Stated exercise a =
Answer these from the forum thread on converting to remote steering:
(i) What price range is given for a Teleflex system with the cable?
(ii) What kind of wheel did tntwill mount on the side console?
(iii) What does DuckNut offer to let someone take from the garage?

Quoted text =
>> Start
# Cheapest way to convert to remote?



## AfterHours2 (Aug 2, 2010)

I would think that stick steer would be the cheapest. If you go with traditional steering, you would have to also purchase or build a console of some sort taking up space and also costing more $. May be better to just hold off until you find motor that is already setup with controls.


----------



## tntwill (Aug 24, 2011)

I made my own side console and mounted this kit on it with a stainless steel wheel. I know you can make a console i have seen your boat http://www.amazon.com/Teleflex-SS13716-Safe-T-Connect-Steering/dp/B00144AOV6/ref=sr_1_fkmr1_3?ie=UTF8&qid=1339537305&sr=8-3-fkmr1 this is a picture of mine


----------



## firecat1981 (Nov 27, 2007)

I'm not too worried about the console, I have one on my boat now I could use if I decided to change over. The steering from what I've seen seems to be the cheaper part of the project ($100-125 for a teleflex system with the cable). The console I have is big enough for a wheel and controls if I mount the wheel off to the side.

I'm more curious about controls, what people have done during there conversions other then buy the factory controls.

Edit: thanks CT you posted that while I was replying, that system is exactly what I was looking at. What did you do for controls?


----------



## DuckNut (Apr 3, 2009)

Come over to my house and take the stick steer out of my garage and the attached controls and give it a shot. If you like it then we can work out a deal.


----------



## tntwill (Aug 24, 2011)

used mercury set they are out there


> I'm not too worried about the console, I have one on my boat now I could use if I decided to change over. The steering from what I've seen seems to be the cheaper part of the project ($100-125 for a teleflex system with the cable). The console I have is big enough for a wheel and controls if I mount the wheel off to the side.
> 
> I'm more curious about controls, what people have done during there conversions other then buy the factory controls.
> 
> Edit: thanks CT you posted that while I was replying, that system is exactly what I was looking at. What did you do for controls?


----------
>> End
Data entries =
>> Start
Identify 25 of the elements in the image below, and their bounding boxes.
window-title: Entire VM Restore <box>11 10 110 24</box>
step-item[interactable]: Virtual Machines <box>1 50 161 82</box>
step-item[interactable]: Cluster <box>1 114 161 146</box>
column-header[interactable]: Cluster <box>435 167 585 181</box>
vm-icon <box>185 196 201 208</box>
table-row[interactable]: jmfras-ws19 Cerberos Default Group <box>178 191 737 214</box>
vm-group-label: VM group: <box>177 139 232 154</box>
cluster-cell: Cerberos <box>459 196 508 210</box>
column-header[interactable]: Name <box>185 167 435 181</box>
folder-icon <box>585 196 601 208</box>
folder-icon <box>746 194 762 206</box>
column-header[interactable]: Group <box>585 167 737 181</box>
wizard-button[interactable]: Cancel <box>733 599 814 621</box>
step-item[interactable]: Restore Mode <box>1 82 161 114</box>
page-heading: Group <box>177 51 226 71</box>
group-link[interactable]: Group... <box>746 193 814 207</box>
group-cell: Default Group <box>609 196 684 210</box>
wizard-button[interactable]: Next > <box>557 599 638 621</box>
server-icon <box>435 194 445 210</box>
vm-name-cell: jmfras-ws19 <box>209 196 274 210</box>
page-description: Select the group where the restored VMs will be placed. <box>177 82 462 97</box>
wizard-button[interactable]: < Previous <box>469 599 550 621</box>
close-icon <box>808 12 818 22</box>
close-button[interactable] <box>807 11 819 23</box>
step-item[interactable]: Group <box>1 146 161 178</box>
>> End
Stated exercise b = Reproduce the entries from their first line through the line containing "close-icon <box>808 12 818 22</box>", including both ends.

Expected output a =
(i) $100-125
(ii) A stainless steel wheel
(iii) The stick steer and the attached controls

Expected output b =
Identify 25 of the elements in the image below, and their bounding boxes.
window-title: Entire VM Restore <box>11 10 110 24</box>
step-item[interactable]: Virtual Machines <box>1 50 161 82</box>
step-item[interactable]: Cluster <box>1 114 161 146</box>
column-header[interactable]: Cluster <box>435 167 585 181</box>
vm-icon <box>185 196 201 208</box>
table-row[interactable]: jmfras-ws19 Cerberos Default Group <box>178 191 737 214</box>
vm-group-label: VM group: <box>177 139 232 154</box>
cluster-cell: Cerberos <box>459 196 508 210</box>
column-header[interactable]: Name <box>185 167 435 181</box>
folder-icon <box>585 196 601 208</box>
folder-icon <box>746 194 762 206</box>
column-header[interactable]: Group <box>585 167 737 181</box>
wizard-button[interactable]: Cancel <box>733 599 814 621</box>
step-item[interactable]: Restore Mode <box>1 82 161 114</box>
page-heading: Group <box>177 51 226 71</box>
group-link[interactable]: Group... <box>746 193 814 207</box>
group-cell: Default Group <box>609 196 684 210</box>
wizard-button[interactable]: Next > <box>557 599 638 621</box>
server-icon <box>435 194 445 210</box>
vm-name-cell: jmfras-ws19 <box>209 196 274 210</box>
page-description: Select the group where the restored VMs will be placed. <box>177 82 462 97</box>
wizard-button[interactable]: < Previous <box>469 599 550 621</box>
close-icon <box>808 12 818 22</box>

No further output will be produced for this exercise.